[Dataset entries]
⁂
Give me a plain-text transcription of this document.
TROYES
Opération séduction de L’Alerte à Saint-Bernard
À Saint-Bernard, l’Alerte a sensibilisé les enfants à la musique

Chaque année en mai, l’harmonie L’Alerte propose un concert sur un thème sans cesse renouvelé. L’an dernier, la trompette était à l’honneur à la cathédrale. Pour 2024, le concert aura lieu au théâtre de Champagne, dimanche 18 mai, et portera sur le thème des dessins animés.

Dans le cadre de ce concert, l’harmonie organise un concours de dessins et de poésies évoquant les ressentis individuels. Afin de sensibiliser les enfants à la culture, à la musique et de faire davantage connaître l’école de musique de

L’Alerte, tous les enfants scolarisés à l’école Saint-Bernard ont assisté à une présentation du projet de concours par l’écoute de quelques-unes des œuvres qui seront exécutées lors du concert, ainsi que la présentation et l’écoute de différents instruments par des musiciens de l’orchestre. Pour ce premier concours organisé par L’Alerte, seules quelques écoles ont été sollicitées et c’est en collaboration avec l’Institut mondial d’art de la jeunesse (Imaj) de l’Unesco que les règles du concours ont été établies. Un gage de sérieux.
⁂
Stated goal
Lines that hold "Bernard" are the ones to copy; find all of them.

The answer
Opération séduction de L’Alerte à Saint-Bernard
À Saint-Bernard, l’Alerte a sensibilisé les enfants à la musique
L’Alerte, tous les enfants scolarisés à l’école Saint-Bernard ont assisté à une présentation du projet de concours par l’écoute de quelques-unes des œuvres qui seront exécutées lors du concert, ainsi que la présentation et l’écoute de différents instruments par des musiciens de l’orchestre. Pour ce premier concours organisé par L’Alerte, seules quelques écoles ont été sollicitées et c’est en collaboration avec l’Institut mondial d’art de la jeunesse (Imaj) de l’Unesco que les règles du concours ont été établies. Un gage de sérieux.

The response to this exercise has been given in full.